# [PROBLEM TO WORK ON]
Which lines contain the string "snort"? Please list every one of them.

--

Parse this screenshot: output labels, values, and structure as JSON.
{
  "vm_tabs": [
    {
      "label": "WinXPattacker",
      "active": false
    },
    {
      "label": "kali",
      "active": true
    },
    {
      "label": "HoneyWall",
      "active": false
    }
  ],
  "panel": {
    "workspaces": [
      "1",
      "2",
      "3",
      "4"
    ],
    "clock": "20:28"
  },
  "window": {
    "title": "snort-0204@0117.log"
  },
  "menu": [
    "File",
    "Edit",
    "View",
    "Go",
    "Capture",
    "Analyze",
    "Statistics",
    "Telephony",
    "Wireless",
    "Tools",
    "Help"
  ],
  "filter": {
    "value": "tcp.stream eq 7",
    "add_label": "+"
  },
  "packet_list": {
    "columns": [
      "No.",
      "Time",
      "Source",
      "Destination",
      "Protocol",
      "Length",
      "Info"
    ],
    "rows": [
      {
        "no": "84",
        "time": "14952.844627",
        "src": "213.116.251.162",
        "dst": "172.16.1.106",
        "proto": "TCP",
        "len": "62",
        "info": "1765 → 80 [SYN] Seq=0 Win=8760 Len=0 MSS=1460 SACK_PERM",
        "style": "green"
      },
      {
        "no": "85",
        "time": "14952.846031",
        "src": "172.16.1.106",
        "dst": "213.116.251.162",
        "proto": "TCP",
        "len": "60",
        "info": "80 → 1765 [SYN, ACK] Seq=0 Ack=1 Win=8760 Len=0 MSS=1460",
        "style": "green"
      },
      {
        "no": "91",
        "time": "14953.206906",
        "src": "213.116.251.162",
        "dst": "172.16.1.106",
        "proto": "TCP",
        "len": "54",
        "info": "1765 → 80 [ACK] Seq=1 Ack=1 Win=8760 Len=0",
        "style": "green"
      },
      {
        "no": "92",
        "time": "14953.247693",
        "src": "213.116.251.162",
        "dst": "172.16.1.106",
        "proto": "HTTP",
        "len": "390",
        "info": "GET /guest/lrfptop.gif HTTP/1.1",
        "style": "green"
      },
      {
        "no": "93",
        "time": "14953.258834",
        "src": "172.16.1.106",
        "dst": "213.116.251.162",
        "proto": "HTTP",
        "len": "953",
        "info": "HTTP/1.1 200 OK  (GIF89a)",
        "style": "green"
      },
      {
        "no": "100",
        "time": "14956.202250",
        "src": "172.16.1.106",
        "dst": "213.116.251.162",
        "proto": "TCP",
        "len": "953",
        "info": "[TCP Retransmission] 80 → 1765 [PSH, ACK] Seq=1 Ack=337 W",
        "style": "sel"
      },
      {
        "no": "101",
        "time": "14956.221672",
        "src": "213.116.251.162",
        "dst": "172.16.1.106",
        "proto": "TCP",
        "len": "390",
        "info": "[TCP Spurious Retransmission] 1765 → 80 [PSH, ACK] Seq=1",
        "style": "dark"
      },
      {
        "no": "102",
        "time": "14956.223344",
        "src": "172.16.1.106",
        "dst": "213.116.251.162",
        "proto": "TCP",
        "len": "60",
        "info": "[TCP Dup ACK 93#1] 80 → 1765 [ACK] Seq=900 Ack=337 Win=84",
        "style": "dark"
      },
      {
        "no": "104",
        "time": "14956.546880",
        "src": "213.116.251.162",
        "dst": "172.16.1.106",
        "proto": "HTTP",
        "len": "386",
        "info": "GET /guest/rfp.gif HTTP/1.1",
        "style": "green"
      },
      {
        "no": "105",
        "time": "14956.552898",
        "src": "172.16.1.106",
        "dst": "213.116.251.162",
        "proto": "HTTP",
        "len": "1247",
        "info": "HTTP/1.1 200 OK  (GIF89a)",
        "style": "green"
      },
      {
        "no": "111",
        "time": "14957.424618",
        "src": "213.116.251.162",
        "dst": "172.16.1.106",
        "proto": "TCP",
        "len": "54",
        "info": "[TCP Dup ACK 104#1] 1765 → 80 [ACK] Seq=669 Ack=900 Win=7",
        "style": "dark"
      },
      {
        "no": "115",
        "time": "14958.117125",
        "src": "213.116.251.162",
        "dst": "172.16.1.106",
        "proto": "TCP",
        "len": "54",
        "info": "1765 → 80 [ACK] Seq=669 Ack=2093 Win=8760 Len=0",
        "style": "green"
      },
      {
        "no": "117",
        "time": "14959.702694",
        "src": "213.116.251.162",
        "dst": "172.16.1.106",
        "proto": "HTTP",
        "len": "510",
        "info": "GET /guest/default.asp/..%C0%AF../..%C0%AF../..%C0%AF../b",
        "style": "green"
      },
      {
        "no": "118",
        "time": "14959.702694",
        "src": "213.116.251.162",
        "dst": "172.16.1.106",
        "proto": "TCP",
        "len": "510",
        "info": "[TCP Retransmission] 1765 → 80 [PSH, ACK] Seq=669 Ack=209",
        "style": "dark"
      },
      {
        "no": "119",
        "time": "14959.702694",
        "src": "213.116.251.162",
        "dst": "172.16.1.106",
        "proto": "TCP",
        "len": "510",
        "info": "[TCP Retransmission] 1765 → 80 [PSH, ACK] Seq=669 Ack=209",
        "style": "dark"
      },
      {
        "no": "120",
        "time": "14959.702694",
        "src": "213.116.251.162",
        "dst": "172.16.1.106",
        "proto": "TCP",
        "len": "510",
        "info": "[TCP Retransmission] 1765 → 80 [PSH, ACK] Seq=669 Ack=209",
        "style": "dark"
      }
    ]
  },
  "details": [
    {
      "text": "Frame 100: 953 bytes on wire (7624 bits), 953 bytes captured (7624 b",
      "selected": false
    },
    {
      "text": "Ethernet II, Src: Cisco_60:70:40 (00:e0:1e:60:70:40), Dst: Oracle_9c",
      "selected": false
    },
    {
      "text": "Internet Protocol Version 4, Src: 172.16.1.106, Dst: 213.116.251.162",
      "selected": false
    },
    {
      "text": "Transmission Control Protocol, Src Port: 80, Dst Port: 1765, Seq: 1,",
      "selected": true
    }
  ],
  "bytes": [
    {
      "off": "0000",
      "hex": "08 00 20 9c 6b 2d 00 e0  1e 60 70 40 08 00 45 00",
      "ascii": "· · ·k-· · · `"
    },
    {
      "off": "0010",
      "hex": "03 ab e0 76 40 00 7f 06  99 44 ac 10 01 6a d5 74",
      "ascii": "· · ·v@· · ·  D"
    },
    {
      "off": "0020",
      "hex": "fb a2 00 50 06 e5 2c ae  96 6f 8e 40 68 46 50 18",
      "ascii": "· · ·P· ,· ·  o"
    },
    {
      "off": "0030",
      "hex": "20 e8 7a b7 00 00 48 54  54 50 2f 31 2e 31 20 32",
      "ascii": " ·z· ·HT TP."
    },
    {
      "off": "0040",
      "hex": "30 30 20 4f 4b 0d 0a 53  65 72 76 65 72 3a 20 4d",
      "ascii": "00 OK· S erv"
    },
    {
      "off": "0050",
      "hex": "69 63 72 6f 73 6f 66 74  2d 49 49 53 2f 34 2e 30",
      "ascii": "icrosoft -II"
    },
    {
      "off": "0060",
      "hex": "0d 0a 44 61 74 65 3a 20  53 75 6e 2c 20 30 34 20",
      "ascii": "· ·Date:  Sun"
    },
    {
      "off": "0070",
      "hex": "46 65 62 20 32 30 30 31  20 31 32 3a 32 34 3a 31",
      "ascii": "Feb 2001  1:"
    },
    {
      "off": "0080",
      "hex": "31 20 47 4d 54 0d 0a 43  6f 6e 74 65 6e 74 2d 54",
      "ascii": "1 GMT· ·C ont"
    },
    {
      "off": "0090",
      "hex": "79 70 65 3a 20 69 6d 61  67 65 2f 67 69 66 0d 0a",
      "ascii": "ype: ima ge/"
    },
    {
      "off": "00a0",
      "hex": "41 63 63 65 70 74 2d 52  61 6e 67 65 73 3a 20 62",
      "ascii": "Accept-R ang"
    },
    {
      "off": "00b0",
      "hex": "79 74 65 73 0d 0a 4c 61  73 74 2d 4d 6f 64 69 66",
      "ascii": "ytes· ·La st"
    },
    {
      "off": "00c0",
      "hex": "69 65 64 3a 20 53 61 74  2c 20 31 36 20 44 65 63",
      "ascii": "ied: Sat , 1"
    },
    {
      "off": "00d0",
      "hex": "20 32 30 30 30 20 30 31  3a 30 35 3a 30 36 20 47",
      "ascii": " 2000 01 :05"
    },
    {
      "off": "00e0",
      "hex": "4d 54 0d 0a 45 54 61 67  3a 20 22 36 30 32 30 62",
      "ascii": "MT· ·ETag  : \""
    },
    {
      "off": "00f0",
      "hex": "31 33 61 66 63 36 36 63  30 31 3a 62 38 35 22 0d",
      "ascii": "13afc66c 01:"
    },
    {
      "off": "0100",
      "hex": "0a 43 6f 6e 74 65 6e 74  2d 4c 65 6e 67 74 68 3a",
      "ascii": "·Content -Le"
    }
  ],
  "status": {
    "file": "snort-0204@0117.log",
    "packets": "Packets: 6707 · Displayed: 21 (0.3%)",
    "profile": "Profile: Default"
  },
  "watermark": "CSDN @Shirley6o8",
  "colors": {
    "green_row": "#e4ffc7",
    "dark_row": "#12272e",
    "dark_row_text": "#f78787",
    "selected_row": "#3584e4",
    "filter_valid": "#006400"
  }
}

--

# [RESULT]
    "title": "snort-0204@0117.log"
    "file": "snort-0204@0117.log",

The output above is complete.